Write out all the lines again, precisely as they stand, but without the images.

"""

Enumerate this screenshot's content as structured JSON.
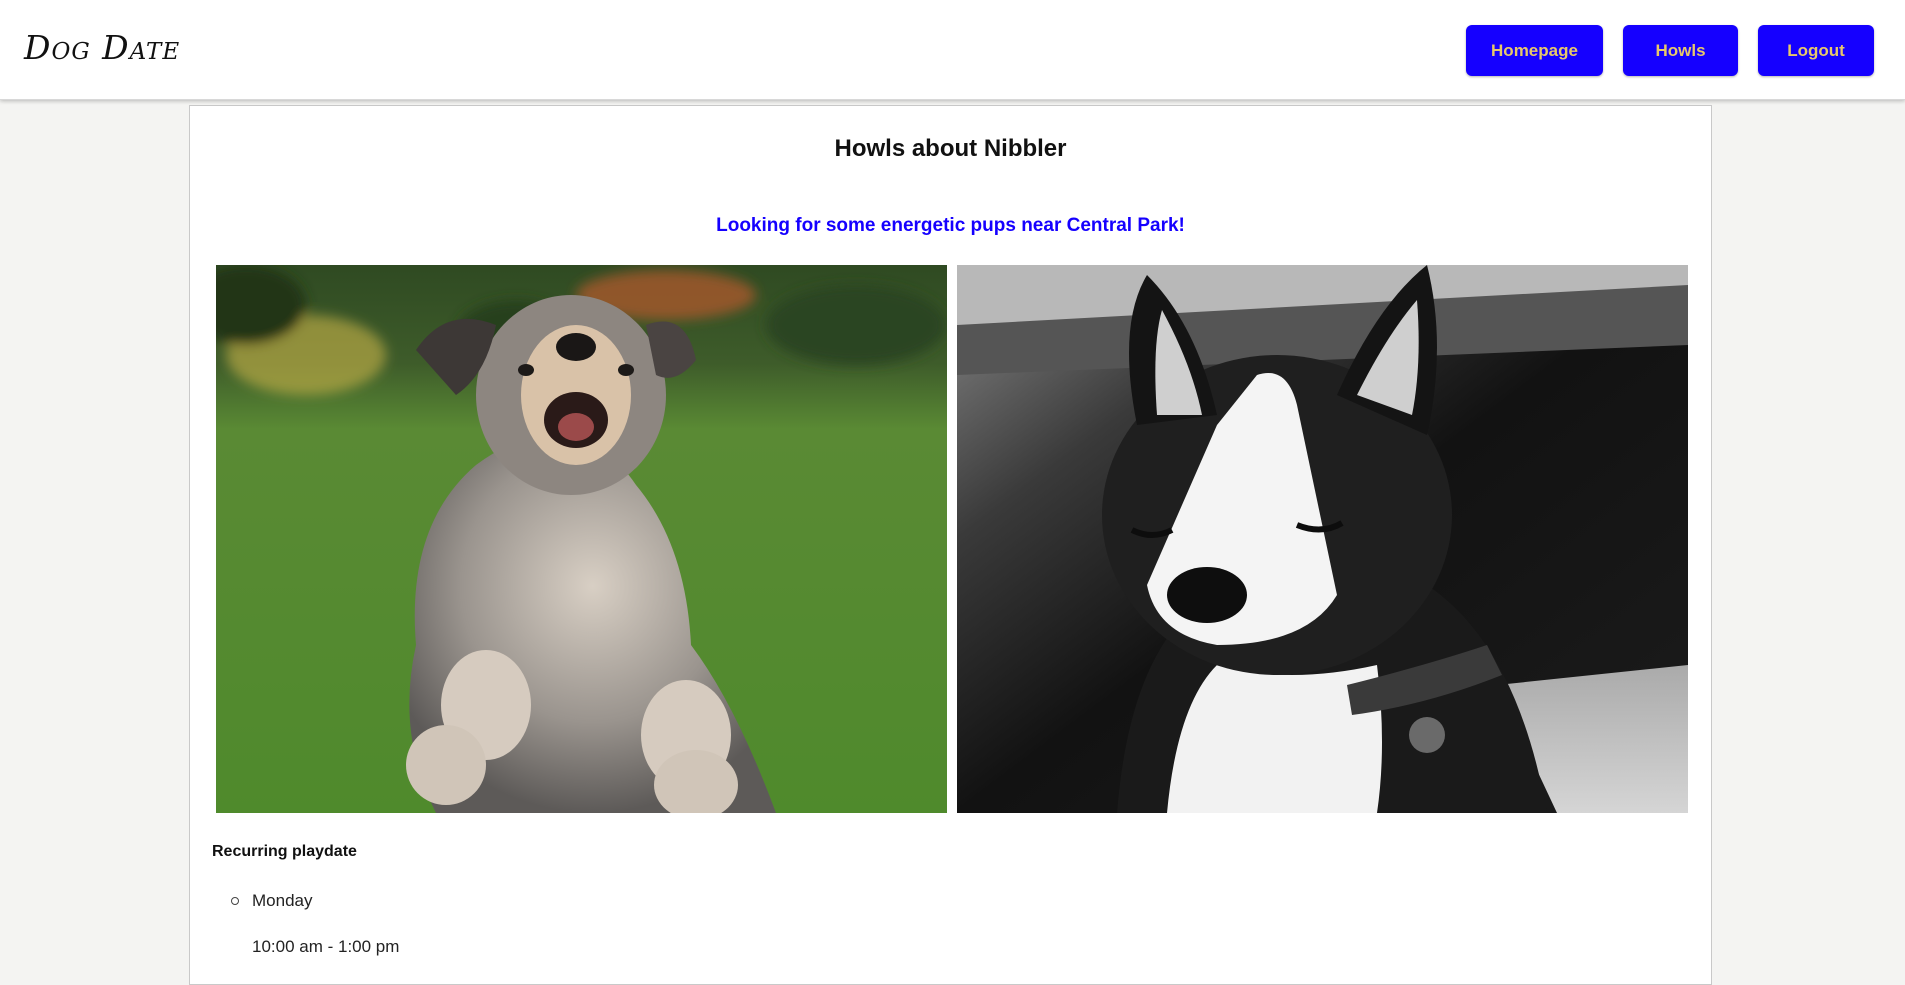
{
  "app": {
    "logo": "Dog Date"
  },
  "nav": {
    "items": [
      {
        "label": "Homepage"
      },
      {
        "label": "Howls"
      },
      {
        "label": "Logout"
      }
    ],
    "button_color": "#1500ff",
    "label_color": "#e8c86a"
  },
  "main": {
    "title": "Howls about Nibbler",
    "howl_text": "Looking for some energetic pups near Central Park!",
    "photos": [
      {
        "subject": "schnauzer-jumping-on-grass"
      },
      {
        "subject": "boston-terrier-black-and-white"
      }
    ],
    "schedule": {
      "label": "Recurring playdate",
      "items": [
        {
          "day": "Monday",
          "time": "10:00 am - 1:00 pm"
        }
      ]
    }
  }
}
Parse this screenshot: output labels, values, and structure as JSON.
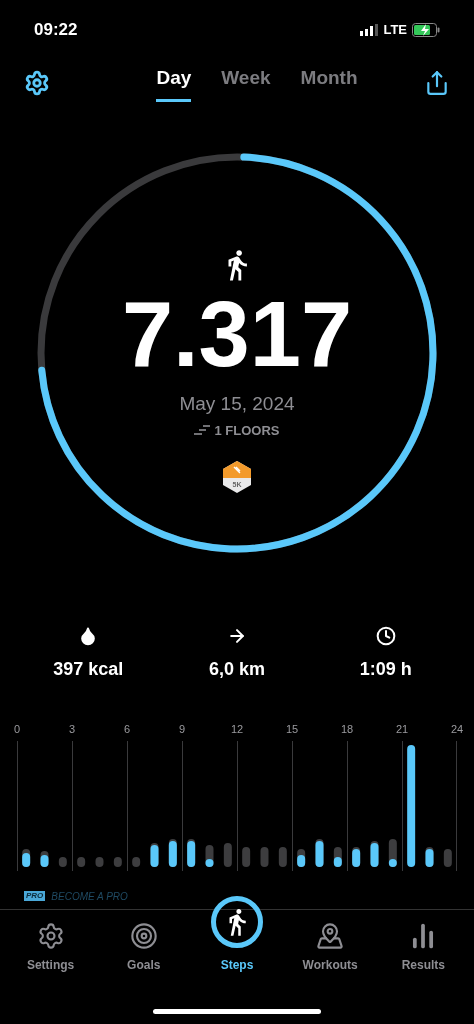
{
  "status_bar": {
    "time": "09:22",
    "network": "LTE"
  },
  "period_tabs": [
    {
      "label": "Day",
      "selected": true
    },
    {
      "label": "Week",
      "selected": false
    },
    {
      "label": "Month",
      "selected": false
    }
  ],
  "ring": {
    "level": 0.73,
    "steps": "7.317",
    "date": "May 15, 2024",
    "floors": "1 FLOORS",
    "badge_label": "5K"
  },
  "stats": [
    {
      "kind": "calories",
      "value": "397 kcal"
    },
    {
      "kind": "distance",
      "value": "6,0 km"
    },
    {
      "kind": "duration",
      "value": "1:09 h"
    }
  ],
  "hour_labels": [
    "0",
    "3",
    "6",
    "9",
    "12",
    "15",
    "18",
    "21",
    "24"
  ],
  "promo": {
    "badge": "PRO",
    "text": "BECOME A PRO"
  },
  "nav": [
    {
      "kind": "settings",
      "label": "Settings",
      "selected": false
    },
    {
      "kind": "goals",
      "label": "Goals",
      "selected": false
    },
    {
      "kind": "steps",
      "label": "Steps",
      "selected": true
    },
    {
      "kind": "workouts",
      "label": "Workouts",
      "selected": false
    },
    {
      "kind": "results",
      "label": "Results",
      "selected": false
    }
  ]
}
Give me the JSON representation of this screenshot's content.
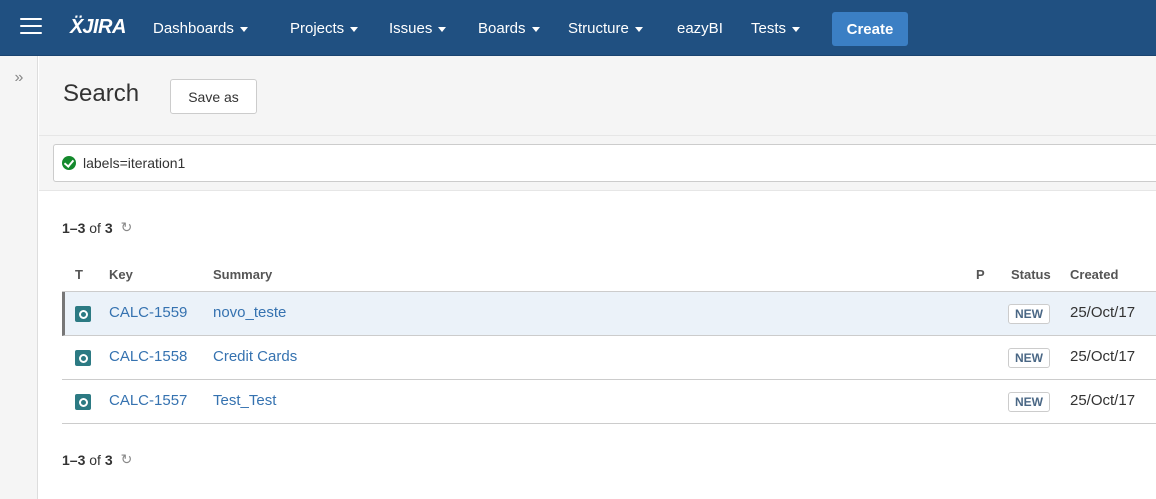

"""

**Response to the exercise:**
Enumerate this screenshot's content as structured JSON.
{
  "app": {
    "logo": "Dog Date"
  },
  "nav": {
    "items": [
      {
        "label": "Homepage"
      },
      {
        "label": "Howls"
      },
      {
        "label": "Logout"
      }
    ],
    "button_color": "#1500ff",
    "label_color": "#e8c86a"
  },
  "main": {
    "title": "Howls about Nibbler",
    "howl_text": "Looking for some energetic pups near Central Park!",
    "photos": [
      {
        "subject": "schnauzer-jumping-on-grass"
      },
      {
        "subject": "boston-terrier-black-and-white"
      }
    ],
    "schedule": {
      "label": "Recurring playdate",
      "items": [
        {
          "day": "Monday",
          "time": "10:00 am - 1:00 pm"
        }
      ]
    }
  }
}
Parse this screenshot: output labels, values, and structure as JSON.
{
  "status_bar": {
    "time": "09:22",
    "network": "LTE"
  },
  "period_tabs": [
    {
      "label": "Day",
      "selected": true
    },
    {
      "label": "Week",
      "selected": false
    },
    {
      "label": "Month",
      "selected": false
    }
  ],
  "ring": {
    "level": 0.73,
    "steps": "7.317",
    "date": "May 15, 2024",
    "floors": "1 FLOORS",
    "badge_label": "5K"
  },
  "stats": [
    {
      "kind": "calories",
      "value": "397 kcal"
    },
    {
      "kind": "distance",
      "value": "6,0 km"
    },
    {
      "kind": "duration",
      "value": "1:09 h"
    }
  ],
  "hour_labels": [
    "0",
    "3",
    "6",
    "9",
    "12",
    "15",
    "18",
    "21",
    "24"
  ],
  "promo": {
    "badge": "PRO",
    "text": "BECOME A PRO"
  },
  "nav": [
    {
      "kind": "settings",
      "label": "Settings",
      "selected": false
    },
    {
      "kind": "goals",
      "label": "Goals",
      "selected": false
    },
    {
      "kind": "steps",
      "label": "Steps",
      "selected": true
    },
    {
      "kind": "workouts",
      "label": "Workouts",
      "selected": false
    },
    {
      "kind": "results",
      "label": "Results",
      "selected": false
    }
  ]
}
Give me the JSON representation of this screenshot's content.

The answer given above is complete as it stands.